» **WHAT THE EXERCISE ASKS**
Filter this material down to the lines that hold "Responses", copying each one.

----- SOURCE RECORDS -----

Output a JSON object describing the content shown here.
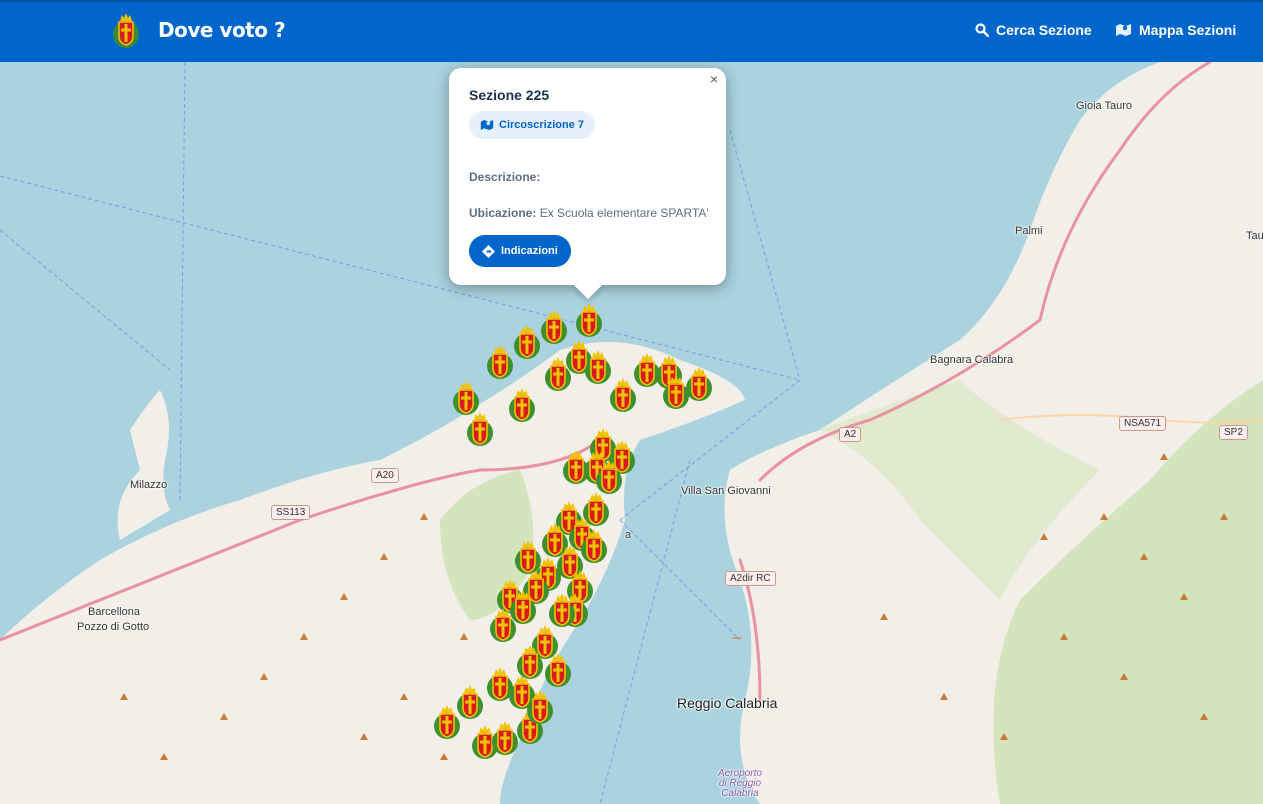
{
  "header": {
    "title": "Dove voto ?",
    "nav": {
      "search_label": "Cerca Sezione",
      "map_label": "Mappa Sezioni"
    }
  },
  "popup": {
    "title": "Sezione 225",
    "badge": "Circoscrizione 7",
    "close": "×",
    "desc_label": "Descrizione:",
    "ubic_label": "Ubicazione:",
    "ubic_value": "Ex Scuola elementare SPARTA'",
    "button": "Indicazioni"
  },
  "map": {
    "places": {
      "gioia_tauro": "Gioia Tauro",
      "palmi": "Palmi",
      "tau": "Tau",
      "bagnara": "Bagnara Calabra",
      "milazzo": "Milazzo",
      "villa": "Villa San Giovanni",
      "barcellona1": "Barcellona",
      "barcellona2": "Pozzo di Gotto",
      "reggio": "Reggio Calabria",
      "messina_frag": "a",
      "airport1": "Aeroporto",
      "airport2": "di Reggio",
      "airport3": "Calabria"
    },
    "shields": {
      "a20": "A20",
      "ss113": "SS113",
      "a2": "A2",
      "nsa571": "NSA571",
      "sp2": "SP2",
      "a2dir1": "A2dir RC",
      "a2dir2": "A2dirRC"
    }
  },
  "colors": {
    "primary": "#0066cc",
    "sea": "#aad3df",
    "land": "#f2efe9",
    "forest": "#c8dfaa"
  }
}
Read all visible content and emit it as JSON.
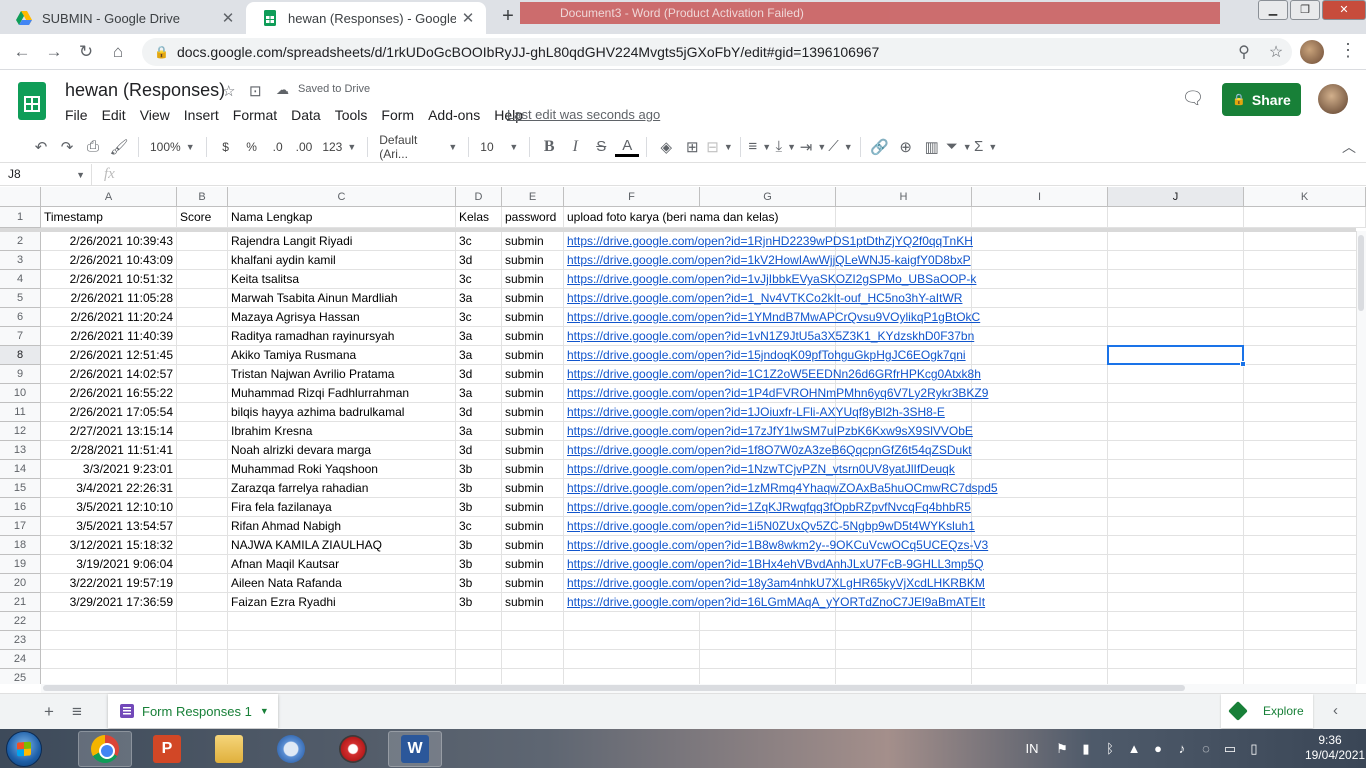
{
  "browser": {
    "tabs": [
      {
        "title": "SUBMIN - Google Drive",
        "close": "✕"
      },
      {
        "title": "hewan (Responses) - Google She",
        "close": "✕"
      }
    ],
    "new_tab": "+",
    "background_window_title": "Document3 - Word (Product Activation Failed)",
    "url": "docs.google.com/spreadsheets/d/1rkUDoGcBOOIbRyJJ-ghL80qdGHV224Mvgts5jGXoFbY/edit#gid=1396106967"
  },
  "sheet_header": {
    "title": "hewan (Responses)",
    "saved_status": "Saved to Drive",
    "menus": [
      "File",
      "Edit",
      "View",
      "Insert",
      "Format",
      "Data",
      "Tools",
      "Form",
      "Add-ons",
      "Help"
    ],
    "last_edit": "Last edit was seconds ago",
    "share_label": "Share"
  },
  "toolbar": {
    "zoom": "100%",
    "currency": "$",
    "percent": "%",
    "dec_decrease": ".0",
    "dec_increase": ".00",
    "more_formats": "123",
    "font": "Default (Ari...",
    "font_size": "10",
    "bold": "B",
    "italic": "I",
    "strike": "S",
    "text_color": "A",
    "sum": "Σ"
  },
  "formula_bar": {
    "cell_ref": "J8",
    "fx": "fx",
    "value": ""
  },
  "grid": {
    "columns": [
      "A",
      "B",
      "C",
      "D",
      "E",
      "F",
      "G",
      "H",
      "I",
      "J",
      "K"
    ],
    "selected_column": "J",
    "selected_row": "8",
    "header_row": {
      "num": "1",
      "A": "Timestamp",
      "B": "Score",
      "C": "Nama  Lengkap",
      "D": "Kelas",
      "E": "password",
      "F": "upload  foto karya (beri nama dan kelas)"
    },
    "rows": [
      {
        "num": "2",
        "timestamp": "2/26/2021 10:39:43",
        "name": "Rajendra Langit Riyadi",
        "kelas": "3c",
        "password": "submin",
        "link": "https://drive.google.com/open?id=1RjnHD2239wPDS1ptDthZjYQ2f0qqTnKH"
      },
      {
        "num": "3",
        "timestamp": "2/26/2021 10:43:09",
        "name": "khalfani aydin kamil",
        "kelas": "3d",
        "password": "submin",
        "link": "https://drive.google.com/open?id=1kV2HowIAwWjjQLeWNJ5-kaigfY0D8bxP"
      },
      {
        "num": "4",
        "timestamp": "2/26/2021 10:51:32",
        "name": "Keita tsalitsa",
        "kelas": "3c",
        "password": "submin",
        "link": "https://drive.google.com/open?id=1vJjIbbkEVyaSKOZI2gSPMo_UBSaOOP-k"
      },
      {
        "num": "5",
        "timestamp": "2/26/2021 11:05:28",
        "name": "Marwah Tsabita Ainun Mardliah",
        "kelas": "3a",
        "password": "submin",
        "link": "https://drive.google.com/open?id=1_Nv4VTKCo2kIt-ouf_HC5no3hY-aItWR"
      },
      {
        "num": "6",
        "timestamp": "2/26/2021 11:20:24",
        "name": "Mazaya Agrisya Hassan",
        "kelas": "3c",
        "password": "submin",
        "link": "https://drive.google.com/open?id=1YMndB7MwAPCrQvsu9VOylikqP1gBtOkC"
      },
      {
        "num": "7",
        "timestamp": "2/26/2021 11:40:39",
        "name": "Raditya ramadhan rayinursyah",
        "kelas": "3a",
        "password": "submin",
        "link": "https://drive.google.com/open?id=1vN1Z9JtU5a3X5Z3K1_KYdzskhD0F37bn"
      },
      {
        "num": "8",
        "timestamp": "2/26/2021 12:51:45",
        "name": "Akiko Tamiya Rusmana",
        "kelas": "3a",
        "password": "submin",
        "link": "https://drive.google.com/open?id=15jndoqK09pfTohguGkpHgJC6EOgk7qni"
      },
      {
        "num": "9",
        "timestamp": "2/26/2021 14:02:57",
        "name": "Tristan Najwan Avrilio Pratama",
        "kelas": "3d",
        "password": "submin",
        "link": "https://drive.google.com/open?id=1C1Z2oW5EEDNn26d6GRfrHPKcg0Atxk8h"
      },
      {
        "num": "10",
        "timestamp": "2/26/2021 16:55:22",
        "name": "Muhammad Rizqi Fadhlurrahman",
        "kelas": "3a",
        "password": "submin",
        "link": "https://drive.google.com/open?id=1P4dFVROHNmPMhn6yq6V7Ly2Rykr3BKZ9"
      },
      {
        "num": "11",
        "timestamp": "2/26/2021 17:05:54",
        "name": "bilqis hayya azhima badrulkamal",
        "kelas": "3d",
        "password": "submin",
        "link": "https://drive.google.com/open?id=1JOiuxfr-LFli-AXYUqf8yBl2h-3SH8-E"
      },
      {
        "num": "12",
        "timestamp": "2/27/2021 13:15:14",
        "name": "Ibrahim Kresna",
        "kelas": "3a",
        "password": "submin",
        "link": "https://drive.google.com/open?id=17zJfY1lwSM7uIPzbK6Kxw9sX9SlVVObE"
      },
      {
        "num": "13",
        "timestamp": "2/28/2021 11:51:41",
        "name": "Noah alrizki devara marga",
        "kelas": "3d",
        "password": "submin",
        "link": "https://drive.google.com/open?id=1f8O7W0zA3zeB6QqcpnGfZ6t54qZSDukt"
      },
      {
        "num": "14",
        "timestamp": "3/3/2021 9:23:01",
        "name": "Muhammad Roki Yaqshoon",
        "kelas": "3b",
        "password": "submin",
        "link": "https://drive.google.com/open?id=1NzwTCjvPZN_vtsrn0UV8yatJlIfDeuqk"
      },
      {
        "num": "15",
        "timestamp": "3/4/2021 22:26:31",
        "name": "Zarazqa farrelya rahadian",
        "kelas": "3b",
        "password": "submin",
        "link": "https://drive.google.com/open?id=1zMRmq4YhaqwZOAxBa5huOCmwRC7dspd5"
      },
      {
        "num": "16",
        "timestamp": "3/5/2021 12:10:10",
        "name": "Fira fela fazilanaya",
        "kelas": "3b",
        "password": "submin",
        "link": "https://drive.google.com/open?id=1ZqKJRwqfqq3fOpbRZpvfNvcqFq4bhbR5"
      },
      {
        "num": "17",
        "timestamp": "3/5/2021 13:54:57",
        "name": "Rifan Ahmad Nabigh",
        "kelas": "3c",
        "password": "submin",
        "link": "https://drive.google.com/open?id=1i5N0ZUxQv5ZC-5Ngbp9wD5t4WYKsluh1"
      },
      {
        "num": "18",
        "timestamp": "3/12/2021 15:18:32",
        "name": "NAJWA KAMILA ZIAULHAQ",
        "kelas": "3b",
        "password": "submin",
        "link": "https://drive.google.com/open?id=1B8w8wkm2y--9OKCuVcwOCq5UCEQzs-V3"
      },
      {
        "num": "19",
        "timestamp": "3/19/2021 9:06:04",
        "name": "Afnan Maqil Kautsar",
        "kelas": "3b",
        "password": "submin",
        "link": "https://drive.google.com/open?id=1BHx4ehVBvdAnhJLxU7FcB-9GHLL3mp5Q"
      },
      {
        "num": "20",
        "timestamp": "3/22/2021 19:57:19",
        "name": "Aileen Nata Rafanda",
        "kelas": "3b",
        "password": "submin",
        "link": "https://drive.google.com/open?id=18y3am4nhkU7XLgHR65kyVjXcdLHKRBKM"
      },
      {
        "num": "21",
        "timestamp": "3/29/2021 17:36:59",
        "name": "Faizan Ezra Ryadhi",
        "kelas": "3b",
        "password": "submin",
        "link": "https://drive.google.com/open?id=16LGmMAqA_yYORTdZnoC7JEl9aBmATEIt"
      }
    ],
    "empty_rows": [
      "22",
      "23",
      "24",
      "25"
    ]
  },
  "sheet_tabs": {
    "add": "+",
    "list": "≡",
    "active": "Form Responses 1",
    "explore": "Explore"
  },
  "taskbar": {
    "lang": "IN",
    "time": "9:36",
    "date": "19/04/2021"
  },
  "colors": {
    "sheets_green": "#0f9d58",
    "share_green": "#188038",
    "link_blue": "#1155cc",
    "selection_blue": "#1a73e8",
    "forms_purple": "#7248b9"
  }
}
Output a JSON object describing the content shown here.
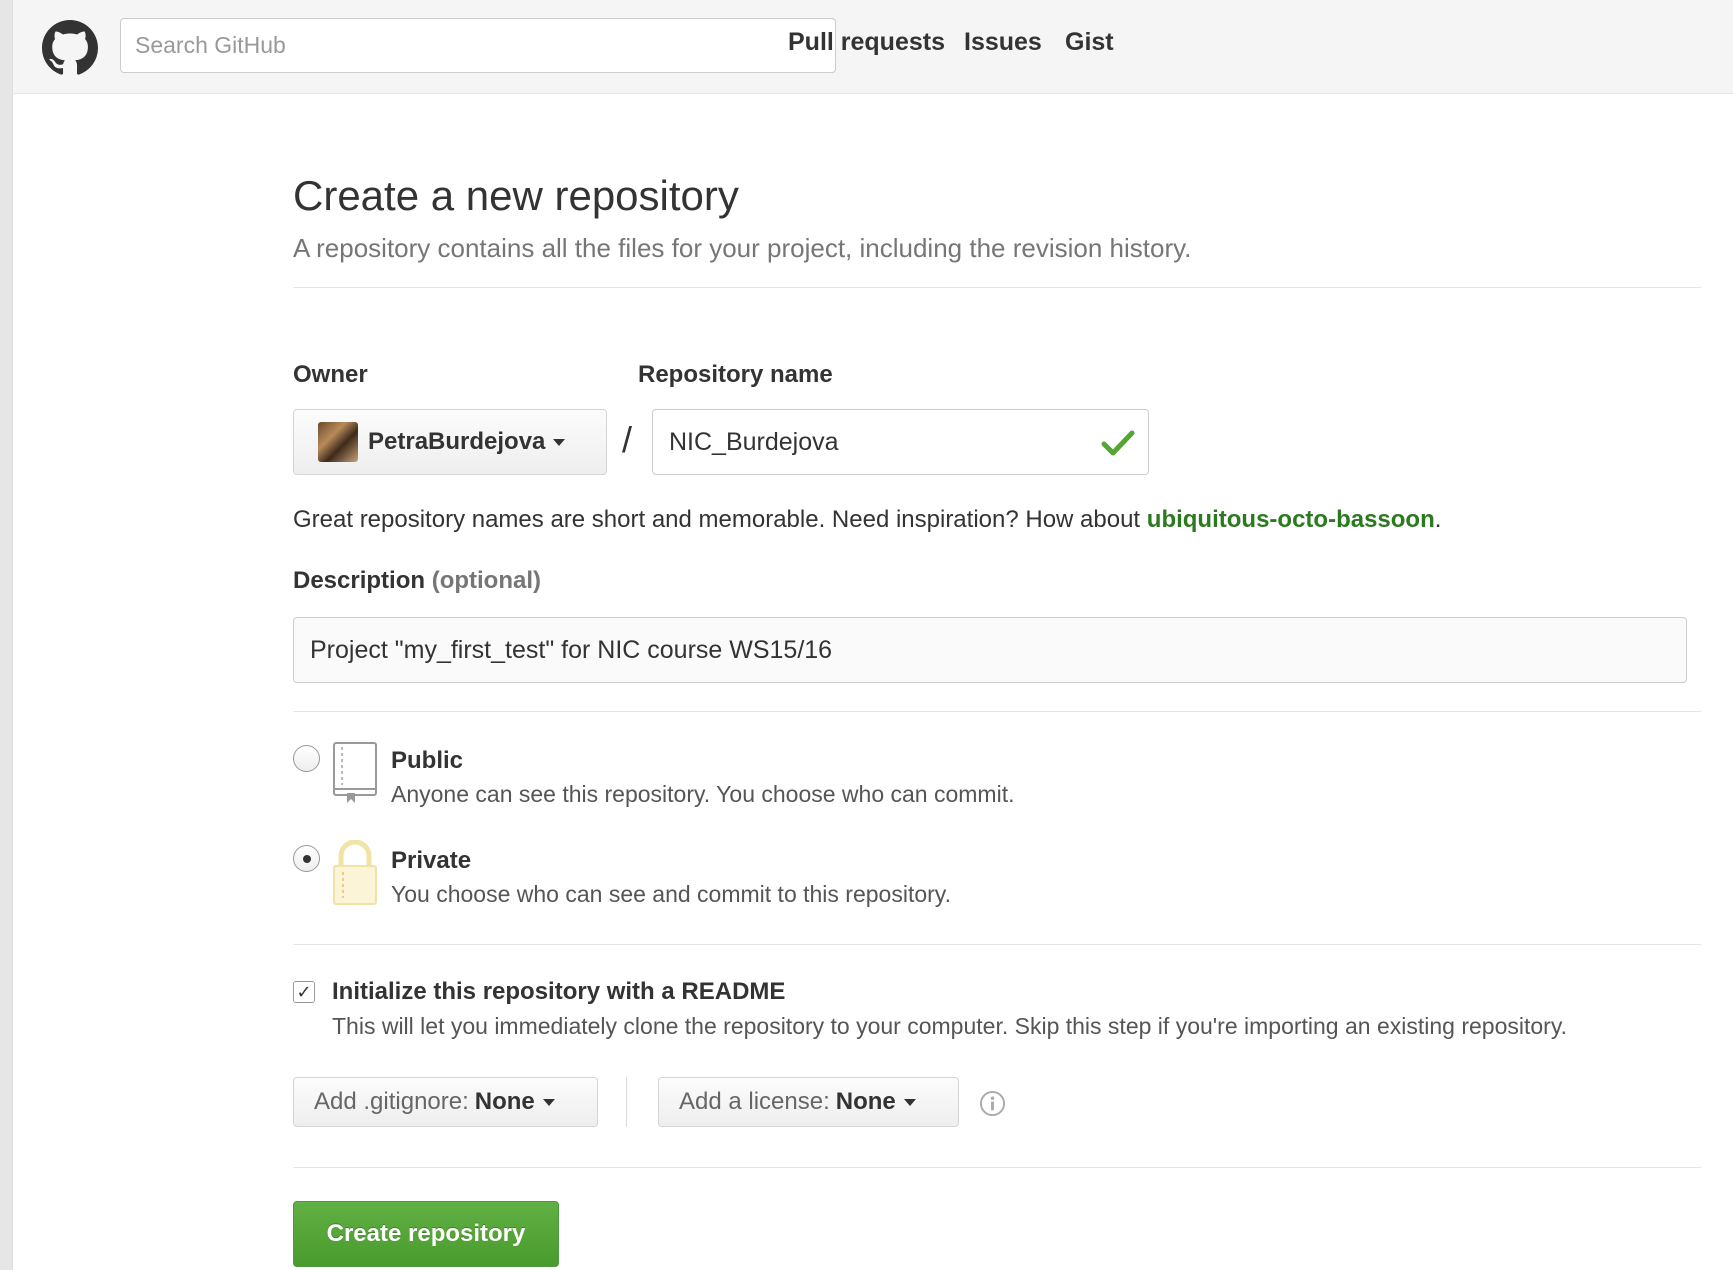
{
  "header": {
    "search_placeholder": "Search GitHub",
    "nav": [
      "Pull requests",
      "Issues",
      "Gist"
    ]
  },
  "page": {
    "title": "Create a new repository",
    "subtitle": "A repository contains all the files for your project, including the revision history."
  },
  "form": {
    "owner_label": "Owner",
    "owner_value": "PetraBurdejova",
    "repo_label": "Repository name",
    "separator": "/",
    "repo_value": "NIC_Burdejova",
    "hint_text": "Great repository names are short and memorable. Need inspiration? How about ",
    "hint_suggestion": "ubiquitous-octo-bassoon",
    "hint_end": ".",
    "description_label": "Description",
    "description_optional": "(optional)",
    "description_value": "Project \"my_first_test\" for NIC course WS15/16",
    "visibility": {
      "selected": "Private",
      "public_title": "Public",
      "public_desc": "Anyone can see this repository. You choose who can commit.",
      "private_title": "Private",
      "private_desc": "You choose who can see and commit to this repository."
    },
    "readme": {
      "checked": true,
      "checkmark": "✓",
      "title": "Initialize this repository with a README",
      "desc": "This will let you immediately clone the repository to your computer. Skip this step if you're importing an existing repository."
    },
    "gitignore_label": "Add .gitignore:",
    "gitignore_value": "None",
    "license_label": "Add a license:",
    "license_value": "None",
    "submit_label": "Create repository"
  },
  "colors": {
    "accent_green": "#55a532",
    "link_green": "#2c7a1f",
    "lock_yellow": "#f1e3a6"
  }
}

-----

» **EXERCISE SOLUTION**
        "title": "hewan (Responses) - Google She",
    "title": "hewan (Responses)",
    "active": "Form Responses 1",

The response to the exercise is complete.